-- TASK DESCRIPTION --
Filter these entries so that only lines with the word "ConcreteHandlerWithEnvelop" remain.

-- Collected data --
════

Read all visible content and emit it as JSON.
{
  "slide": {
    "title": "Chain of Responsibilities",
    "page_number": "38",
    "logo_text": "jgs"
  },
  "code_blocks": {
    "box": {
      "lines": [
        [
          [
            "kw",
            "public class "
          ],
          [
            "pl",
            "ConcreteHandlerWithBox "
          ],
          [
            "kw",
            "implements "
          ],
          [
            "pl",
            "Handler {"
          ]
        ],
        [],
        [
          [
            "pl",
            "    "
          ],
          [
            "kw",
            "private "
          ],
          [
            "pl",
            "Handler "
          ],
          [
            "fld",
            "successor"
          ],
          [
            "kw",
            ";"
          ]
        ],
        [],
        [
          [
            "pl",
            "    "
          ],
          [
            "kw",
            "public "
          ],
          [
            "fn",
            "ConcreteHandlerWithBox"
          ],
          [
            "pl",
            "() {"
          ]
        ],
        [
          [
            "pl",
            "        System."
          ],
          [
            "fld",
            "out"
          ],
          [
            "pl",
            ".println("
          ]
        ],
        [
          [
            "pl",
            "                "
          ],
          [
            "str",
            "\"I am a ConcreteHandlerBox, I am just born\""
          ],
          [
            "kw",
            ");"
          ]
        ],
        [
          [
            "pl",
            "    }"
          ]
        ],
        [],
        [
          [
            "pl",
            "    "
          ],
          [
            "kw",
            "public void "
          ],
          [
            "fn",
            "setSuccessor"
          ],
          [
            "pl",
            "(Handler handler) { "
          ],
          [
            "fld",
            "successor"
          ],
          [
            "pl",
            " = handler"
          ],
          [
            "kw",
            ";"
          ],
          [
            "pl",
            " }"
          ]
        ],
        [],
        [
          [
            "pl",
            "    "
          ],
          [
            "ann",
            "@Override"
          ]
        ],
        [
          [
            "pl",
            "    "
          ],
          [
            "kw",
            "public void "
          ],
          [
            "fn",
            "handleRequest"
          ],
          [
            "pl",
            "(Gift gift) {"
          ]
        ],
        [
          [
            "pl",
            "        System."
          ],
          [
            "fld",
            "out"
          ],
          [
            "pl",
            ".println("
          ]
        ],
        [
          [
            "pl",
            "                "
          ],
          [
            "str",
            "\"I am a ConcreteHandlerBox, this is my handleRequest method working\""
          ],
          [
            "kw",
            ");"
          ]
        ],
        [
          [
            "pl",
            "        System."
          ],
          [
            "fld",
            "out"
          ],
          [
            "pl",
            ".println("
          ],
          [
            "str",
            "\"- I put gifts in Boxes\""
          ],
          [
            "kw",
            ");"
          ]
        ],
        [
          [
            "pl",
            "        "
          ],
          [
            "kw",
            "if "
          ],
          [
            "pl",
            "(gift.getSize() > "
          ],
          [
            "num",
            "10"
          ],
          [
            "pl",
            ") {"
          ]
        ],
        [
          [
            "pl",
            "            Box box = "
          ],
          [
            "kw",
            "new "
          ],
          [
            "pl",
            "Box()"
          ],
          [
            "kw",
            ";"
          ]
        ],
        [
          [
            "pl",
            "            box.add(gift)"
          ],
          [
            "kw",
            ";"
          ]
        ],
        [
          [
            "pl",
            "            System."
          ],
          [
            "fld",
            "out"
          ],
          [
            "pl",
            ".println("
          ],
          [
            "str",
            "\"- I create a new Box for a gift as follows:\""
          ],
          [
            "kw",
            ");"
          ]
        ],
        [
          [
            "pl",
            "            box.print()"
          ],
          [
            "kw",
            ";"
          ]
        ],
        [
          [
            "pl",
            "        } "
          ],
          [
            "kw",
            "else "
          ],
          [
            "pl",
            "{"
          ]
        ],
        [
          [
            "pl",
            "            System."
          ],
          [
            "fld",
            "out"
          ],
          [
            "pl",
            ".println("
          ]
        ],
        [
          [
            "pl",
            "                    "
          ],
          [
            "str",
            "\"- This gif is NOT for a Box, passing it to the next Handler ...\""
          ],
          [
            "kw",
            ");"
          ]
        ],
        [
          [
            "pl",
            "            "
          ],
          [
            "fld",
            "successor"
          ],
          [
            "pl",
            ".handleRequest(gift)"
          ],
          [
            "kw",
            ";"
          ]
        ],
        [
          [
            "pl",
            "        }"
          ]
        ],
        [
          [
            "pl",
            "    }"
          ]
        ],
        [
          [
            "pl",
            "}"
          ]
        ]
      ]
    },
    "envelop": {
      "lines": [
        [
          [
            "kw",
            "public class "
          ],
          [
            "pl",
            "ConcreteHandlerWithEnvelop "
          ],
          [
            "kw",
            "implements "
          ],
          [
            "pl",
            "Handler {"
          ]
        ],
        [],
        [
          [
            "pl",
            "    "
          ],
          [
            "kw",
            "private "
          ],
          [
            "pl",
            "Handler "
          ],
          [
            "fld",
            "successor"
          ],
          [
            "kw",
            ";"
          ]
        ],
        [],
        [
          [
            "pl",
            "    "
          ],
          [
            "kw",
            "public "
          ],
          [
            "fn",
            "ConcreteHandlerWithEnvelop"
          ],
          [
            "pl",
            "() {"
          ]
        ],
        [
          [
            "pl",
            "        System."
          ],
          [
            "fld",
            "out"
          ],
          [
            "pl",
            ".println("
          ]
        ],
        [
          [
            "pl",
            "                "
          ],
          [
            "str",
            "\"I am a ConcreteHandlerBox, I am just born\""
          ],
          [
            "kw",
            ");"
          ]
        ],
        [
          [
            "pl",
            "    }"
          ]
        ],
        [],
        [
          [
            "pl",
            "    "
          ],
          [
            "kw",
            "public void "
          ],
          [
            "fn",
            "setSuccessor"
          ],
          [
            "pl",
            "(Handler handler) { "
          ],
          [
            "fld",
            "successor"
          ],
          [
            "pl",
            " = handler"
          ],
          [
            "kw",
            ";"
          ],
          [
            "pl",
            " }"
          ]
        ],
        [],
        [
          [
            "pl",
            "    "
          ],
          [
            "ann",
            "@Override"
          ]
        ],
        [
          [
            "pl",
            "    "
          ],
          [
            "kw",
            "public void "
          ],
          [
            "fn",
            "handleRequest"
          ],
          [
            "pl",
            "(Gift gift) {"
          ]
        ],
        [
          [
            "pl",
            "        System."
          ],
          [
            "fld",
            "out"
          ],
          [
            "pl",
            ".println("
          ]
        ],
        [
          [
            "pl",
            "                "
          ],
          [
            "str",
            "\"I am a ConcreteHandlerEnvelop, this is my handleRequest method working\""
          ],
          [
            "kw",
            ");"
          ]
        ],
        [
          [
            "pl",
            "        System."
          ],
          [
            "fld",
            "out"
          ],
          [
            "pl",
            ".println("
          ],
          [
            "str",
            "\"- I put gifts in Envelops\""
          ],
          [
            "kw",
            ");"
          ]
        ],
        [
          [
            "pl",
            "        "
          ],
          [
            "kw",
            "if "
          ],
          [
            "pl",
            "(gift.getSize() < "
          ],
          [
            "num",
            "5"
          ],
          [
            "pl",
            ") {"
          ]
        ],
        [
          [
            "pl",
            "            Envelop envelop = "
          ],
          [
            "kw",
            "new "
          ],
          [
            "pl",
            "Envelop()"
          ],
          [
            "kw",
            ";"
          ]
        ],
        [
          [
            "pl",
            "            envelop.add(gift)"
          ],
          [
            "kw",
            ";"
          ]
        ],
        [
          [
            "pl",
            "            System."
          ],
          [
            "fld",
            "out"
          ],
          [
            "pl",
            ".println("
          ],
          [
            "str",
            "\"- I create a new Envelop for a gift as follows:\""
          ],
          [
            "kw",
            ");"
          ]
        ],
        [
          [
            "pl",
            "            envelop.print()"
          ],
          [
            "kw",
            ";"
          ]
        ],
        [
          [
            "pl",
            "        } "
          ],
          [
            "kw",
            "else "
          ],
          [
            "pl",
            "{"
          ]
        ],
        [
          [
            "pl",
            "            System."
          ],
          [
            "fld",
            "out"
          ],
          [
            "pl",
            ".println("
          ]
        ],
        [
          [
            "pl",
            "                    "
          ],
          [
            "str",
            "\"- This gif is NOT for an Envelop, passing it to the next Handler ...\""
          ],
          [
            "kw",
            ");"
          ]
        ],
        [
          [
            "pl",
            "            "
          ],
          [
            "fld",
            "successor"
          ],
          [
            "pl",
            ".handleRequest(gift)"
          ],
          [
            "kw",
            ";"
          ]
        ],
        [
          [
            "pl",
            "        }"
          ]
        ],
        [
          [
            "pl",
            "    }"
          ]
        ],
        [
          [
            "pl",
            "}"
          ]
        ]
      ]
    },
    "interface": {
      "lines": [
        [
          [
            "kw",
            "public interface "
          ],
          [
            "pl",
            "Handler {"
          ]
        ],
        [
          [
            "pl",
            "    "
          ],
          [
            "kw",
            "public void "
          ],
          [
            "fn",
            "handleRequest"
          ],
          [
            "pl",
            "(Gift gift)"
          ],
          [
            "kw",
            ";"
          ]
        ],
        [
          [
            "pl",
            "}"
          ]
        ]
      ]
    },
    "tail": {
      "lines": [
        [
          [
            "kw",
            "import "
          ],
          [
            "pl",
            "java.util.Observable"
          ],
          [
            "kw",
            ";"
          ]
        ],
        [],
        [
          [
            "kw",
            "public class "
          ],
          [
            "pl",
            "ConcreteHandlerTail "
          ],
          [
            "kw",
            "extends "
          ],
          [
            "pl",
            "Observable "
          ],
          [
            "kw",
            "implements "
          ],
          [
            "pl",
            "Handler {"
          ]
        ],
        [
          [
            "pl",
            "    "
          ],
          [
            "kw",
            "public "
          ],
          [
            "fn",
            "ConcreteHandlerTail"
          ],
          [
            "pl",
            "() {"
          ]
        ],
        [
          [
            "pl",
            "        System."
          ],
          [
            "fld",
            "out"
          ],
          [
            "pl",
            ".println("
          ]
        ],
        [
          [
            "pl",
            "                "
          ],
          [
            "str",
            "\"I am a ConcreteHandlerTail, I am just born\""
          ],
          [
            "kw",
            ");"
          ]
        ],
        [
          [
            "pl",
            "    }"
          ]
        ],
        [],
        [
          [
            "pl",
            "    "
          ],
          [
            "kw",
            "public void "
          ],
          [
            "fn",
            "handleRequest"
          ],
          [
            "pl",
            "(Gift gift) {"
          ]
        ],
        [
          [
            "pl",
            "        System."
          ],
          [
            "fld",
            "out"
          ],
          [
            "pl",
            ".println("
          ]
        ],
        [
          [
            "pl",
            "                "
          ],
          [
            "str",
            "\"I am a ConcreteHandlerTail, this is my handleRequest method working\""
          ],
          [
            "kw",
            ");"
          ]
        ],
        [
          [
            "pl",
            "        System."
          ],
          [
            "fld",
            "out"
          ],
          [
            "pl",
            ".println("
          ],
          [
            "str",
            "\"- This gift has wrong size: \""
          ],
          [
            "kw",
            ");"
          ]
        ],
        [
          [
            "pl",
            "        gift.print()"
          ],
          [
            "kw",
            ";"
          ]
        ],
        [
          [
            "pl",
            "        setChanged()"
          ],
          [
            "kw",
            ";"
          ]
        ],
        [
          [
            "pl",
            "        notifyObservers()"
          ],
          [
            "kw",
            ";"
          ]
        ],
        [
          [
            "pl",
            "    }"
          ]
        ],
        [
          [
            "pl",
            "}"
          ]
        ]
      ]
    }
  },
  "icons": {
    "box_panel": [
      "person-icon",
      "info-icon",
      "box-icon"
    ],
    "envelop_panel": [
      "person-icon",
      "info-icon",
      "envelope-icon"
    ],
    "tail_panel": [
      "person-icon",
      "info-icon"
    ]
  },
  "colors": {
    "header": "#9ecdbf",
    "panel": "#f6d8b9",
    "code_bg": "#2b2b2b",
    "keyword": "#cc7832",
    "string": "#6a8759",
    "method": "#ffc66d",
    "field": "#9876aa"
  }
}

════

-- PROBLEM SOLUTION --
            "ConcreteHandlerWithEnvelop "
            "ConcreteHandlerWithEnvelop"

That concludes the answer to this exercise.